> **Selection**
- - -

At ten or eleven years of age, I received the gift of a used copy of Allan Cruickshank’s 1942 book, Birds Around New York City: Where and When to Find Them. Its coverage area included all of northeast New Jersey, and it became my benchmark reference, and sometimes a source of pride when I found a new bird. It also spurred me to begin keeping records of my observations, which I peppered with citations from Cruickshank’s book.
Common Redpoll, February 12, 1948, Rutherford - “This northern finch… is a decidedly irregular winter visitant, usually very rare…In most counties it is recorded only three out of every five years [Cruickshank page 442].”
Iceland Gull, December 26, 1949, Belleville - “It is …still and uncommon to rare winter visitant in the New York City region, and a recording of the species continues to give local enthusiasts a great feeling of satisfaction [Cruickshank page 223].”
Boyle indicates that both species remain scarce. The redpoll is still rare to uncommon as a winter visitor or migrant. The Iceland Gull’s numbers peaked in the 1970s, and they have become less numerous in recent years.
“Eastern” Evening Grosbeak, October 21, 1951, Garret Mountain - “Seen as early as November 13, 1915… and October 27, 1927 …but… the bird seldom arrives before Christmas…the recording of this species in the New York City region is still a red-letter occasion, and I know many an active observer who is yet to see this species locally. [Cruickshank, page 438].”
Boyle reports that Evening Grosbeaks increased substantially, beginning with an incursion during the winter of 1950, peaked in the 1970s, but “have declined markedly since the mid-1980s.”

- - -

> **Data shown**

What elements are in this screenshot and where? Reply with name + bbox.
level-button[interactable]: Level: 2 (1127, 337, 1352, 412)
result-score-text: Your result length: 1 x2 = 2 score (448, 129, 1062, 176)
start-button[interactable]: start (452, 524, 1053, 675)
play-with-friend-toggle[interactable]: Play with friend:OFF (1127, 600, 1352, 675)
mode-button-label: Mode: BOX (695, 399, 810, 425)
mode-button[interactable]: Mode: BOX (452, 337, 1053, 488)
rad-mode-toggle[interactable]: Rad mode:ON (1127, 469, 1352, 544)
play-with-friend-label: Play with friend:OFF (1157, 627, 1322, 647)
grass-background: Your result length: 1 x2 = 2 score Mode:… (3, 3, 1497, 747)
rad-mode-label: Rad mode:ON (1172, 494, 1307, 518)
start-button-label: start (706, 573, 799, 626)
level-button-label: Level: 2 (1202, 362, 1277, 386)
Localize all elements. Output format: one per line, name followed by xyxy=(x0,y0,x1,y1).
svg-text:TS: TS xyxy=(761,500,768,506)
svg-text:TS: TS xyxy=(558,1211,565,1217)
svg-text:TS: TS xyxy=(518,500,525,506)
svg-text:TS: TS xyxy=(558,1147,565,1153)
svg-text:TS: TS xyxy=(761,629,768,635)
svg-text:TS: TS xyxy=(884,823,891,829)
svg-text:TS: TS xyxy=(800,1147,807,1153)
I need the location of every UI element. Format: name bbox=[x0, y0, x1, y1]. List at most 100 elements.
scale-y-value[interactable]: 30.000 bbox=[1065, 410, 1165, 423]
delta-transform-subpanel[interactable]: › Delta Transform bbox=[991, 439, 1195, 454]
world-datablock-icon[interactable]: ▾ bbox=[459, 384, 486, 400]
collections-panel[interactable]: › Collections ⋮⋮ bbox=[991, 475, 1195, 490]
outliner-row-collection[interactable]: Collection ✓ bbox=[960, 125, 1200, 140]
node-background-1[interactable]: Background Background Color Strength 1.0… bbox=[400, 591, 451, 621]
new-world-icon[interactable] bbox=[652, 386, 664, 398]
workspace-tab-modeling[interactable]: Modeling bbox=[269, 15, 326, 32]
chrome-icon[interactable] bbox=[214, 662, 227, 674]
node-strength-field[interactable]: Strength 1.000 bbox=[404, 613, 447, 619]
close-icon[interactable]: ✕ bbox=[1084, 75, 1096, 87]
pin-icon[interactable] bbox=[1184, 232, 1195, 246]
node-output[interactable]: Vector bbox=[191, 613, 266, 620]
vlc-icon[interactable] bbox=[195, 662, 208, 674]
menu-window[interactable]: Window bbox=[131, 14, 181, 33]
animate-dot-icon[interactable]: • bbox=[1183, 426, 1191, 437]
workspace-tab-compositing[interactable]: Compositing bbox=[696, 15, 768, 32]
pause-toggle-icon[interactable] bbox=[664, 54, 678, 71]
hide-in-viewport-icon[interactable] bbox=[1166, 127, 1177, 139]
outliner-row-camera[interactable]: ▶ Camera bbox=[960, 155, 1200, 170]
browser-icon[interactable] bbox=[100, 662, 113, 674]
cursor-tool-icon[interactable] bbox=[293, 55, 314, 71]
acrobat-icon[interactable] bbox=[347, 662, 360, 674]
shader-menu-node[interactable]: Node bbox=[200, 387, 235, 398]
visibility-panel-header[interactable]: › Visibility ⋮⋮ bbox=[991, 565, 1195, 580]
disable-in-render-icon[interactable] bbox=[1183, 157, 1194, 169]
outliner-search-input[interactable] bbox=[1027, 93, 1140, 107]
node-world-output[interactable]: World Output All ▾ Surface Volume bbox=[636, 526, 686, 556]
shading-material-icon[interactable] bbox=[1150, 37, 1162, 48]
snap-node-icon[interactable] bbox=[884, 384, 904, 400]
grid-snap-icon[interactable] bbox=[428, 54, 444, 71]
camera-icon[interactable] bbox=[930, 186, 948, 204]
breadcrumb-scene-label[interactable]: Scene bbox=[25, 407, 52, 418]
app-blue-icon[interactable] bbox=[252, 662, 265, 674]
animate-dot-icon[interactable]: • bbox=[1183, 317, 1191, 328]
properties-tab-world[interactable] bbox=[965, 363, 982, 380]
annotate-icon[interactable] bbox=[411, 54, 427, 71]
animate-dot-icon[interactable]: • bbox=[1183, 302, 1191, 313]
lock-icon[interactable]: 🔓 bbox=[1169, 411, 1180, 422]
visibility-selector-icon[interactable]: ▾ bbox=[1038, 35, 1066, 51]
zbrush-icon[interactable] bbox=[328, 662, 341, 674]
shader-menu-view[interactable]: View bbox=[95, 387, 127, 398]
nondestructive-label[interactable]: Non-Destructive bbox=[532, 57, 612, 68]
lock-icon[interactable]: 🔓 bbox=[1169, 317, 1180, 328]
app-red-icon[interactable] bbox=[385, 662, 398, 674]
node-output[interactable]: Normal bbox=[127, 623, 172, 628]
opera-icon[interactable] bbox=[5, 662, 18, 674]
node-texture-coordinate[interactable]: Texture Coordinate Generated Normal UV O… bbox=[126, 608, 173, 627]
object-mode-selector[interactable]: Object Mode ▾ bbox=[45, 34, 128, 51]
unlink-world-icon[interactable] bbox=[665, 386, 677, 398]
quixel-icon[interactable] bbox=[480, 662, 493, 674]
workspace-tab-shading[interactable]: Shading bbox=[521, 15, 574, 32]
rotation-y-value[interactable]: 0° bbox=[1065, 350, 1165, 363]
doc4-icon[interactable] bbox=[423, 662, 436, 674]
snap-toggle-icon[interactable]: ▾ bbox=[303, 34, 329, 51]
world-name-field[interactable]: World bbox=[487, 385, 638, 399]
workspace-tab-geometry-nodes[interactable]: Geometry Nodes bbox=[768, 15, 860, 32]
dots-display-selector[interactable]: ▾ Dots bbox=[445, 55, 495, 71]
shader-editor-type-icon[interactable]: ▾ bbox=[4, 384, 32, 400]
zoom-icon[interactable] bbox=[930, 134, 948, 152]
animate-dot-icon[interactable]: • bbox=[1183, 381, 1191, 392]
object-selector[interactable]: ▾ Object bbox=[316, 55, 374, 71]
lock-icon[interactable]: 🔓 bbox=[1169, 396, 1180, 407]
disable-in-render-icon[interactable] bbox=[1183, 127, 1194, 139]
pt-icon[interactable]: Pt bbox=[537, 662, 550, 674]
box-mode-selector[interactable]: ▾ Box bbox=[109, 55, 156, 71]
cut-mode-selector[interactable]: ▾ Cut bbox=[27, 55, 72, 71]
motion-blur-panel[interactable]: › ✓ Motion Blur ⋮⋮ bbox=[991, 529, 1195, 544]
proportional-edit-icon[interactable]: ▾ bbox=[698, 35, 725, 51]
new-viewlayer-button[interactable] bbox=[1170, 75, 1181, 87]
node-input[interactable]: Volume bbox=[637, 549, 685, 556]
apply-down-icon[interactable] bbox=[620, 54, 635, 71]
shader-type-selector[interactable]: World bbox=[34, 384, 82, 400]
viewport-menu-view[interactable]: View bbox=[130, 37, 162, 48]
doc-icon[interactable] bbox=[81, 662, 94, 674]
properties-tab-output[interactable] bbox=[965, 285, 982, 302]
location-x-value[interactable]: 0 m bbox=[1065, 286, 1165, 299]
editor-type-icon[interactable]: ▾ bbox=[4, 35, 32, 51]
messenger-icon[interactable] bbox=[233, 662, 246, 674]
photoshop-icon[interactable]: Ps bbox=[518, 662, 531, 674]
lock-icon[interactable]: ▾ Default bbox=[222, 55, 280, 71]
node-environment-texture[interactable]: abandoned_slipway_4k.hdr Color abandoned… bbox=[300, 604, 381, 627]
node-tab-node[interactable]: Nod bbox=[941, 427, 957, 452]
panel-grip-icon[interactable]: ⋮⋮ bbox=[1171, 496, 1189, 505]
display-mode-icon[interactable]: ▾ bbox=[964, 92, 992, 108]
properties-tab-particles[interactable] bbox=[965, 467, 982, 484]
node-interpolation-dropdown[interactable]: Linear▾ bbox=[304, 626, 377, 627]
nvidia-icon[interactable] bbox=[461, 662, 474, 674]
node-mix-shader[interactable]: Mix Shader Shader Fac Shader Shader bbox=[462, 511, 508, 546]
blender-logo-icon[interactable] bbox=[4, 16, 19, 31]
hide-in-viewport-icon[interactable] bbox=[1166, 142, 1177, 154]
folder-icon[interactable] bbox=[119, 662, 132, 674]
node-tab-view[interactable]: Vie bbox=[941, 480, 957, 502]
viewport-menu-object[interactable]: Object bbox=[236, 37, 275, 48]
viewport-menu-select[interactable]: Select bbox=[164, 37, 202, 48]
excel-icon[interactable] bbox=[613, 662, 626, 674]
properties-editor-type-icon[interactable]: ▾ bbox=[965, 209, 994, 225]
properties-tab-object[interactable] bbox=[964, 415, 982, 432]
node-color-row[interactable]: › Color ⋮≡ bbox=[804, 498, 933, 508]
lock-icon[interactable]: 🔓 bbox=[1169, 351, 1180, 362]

- - -

> **Parts of the exercise**
- A) Answer these questions about the passage on Cruickshank's book, one answer per line, marked like the questions:
(i) In what year was Cruickshank's book published?
(ii) On what date and at what place was the Iceland Gull recorded?
(iii) According to Boyle, since when have Evening Grosbeaks declined markedly?
- B) Update the passage on Cruickshank's book by writing out the part from "Iceland Gull, December" up to and including "in recent years." again, with "Belleville" changed to "Nutley".

> **Responses by task**
- A)
(i) 1942
(ii) December 26, 1949, in Belleville
(iii) Since the mid-1980s

- B)
Iceland Gull, December 26, 1949, Nutley - “It is …still and uncommon to rare winter visitant in the New York City region, and a recording of the species continues to give local enthusiasts a great feeling of satisfaction [Cruickshank page 223].”
Boyle indicates that both species remain scarce. The redpoll is still rare to uncommon as a winter visitor or migrant. The Iceland Gull’s numbers peaked in the 1970s, and they have become less numerous in recent years.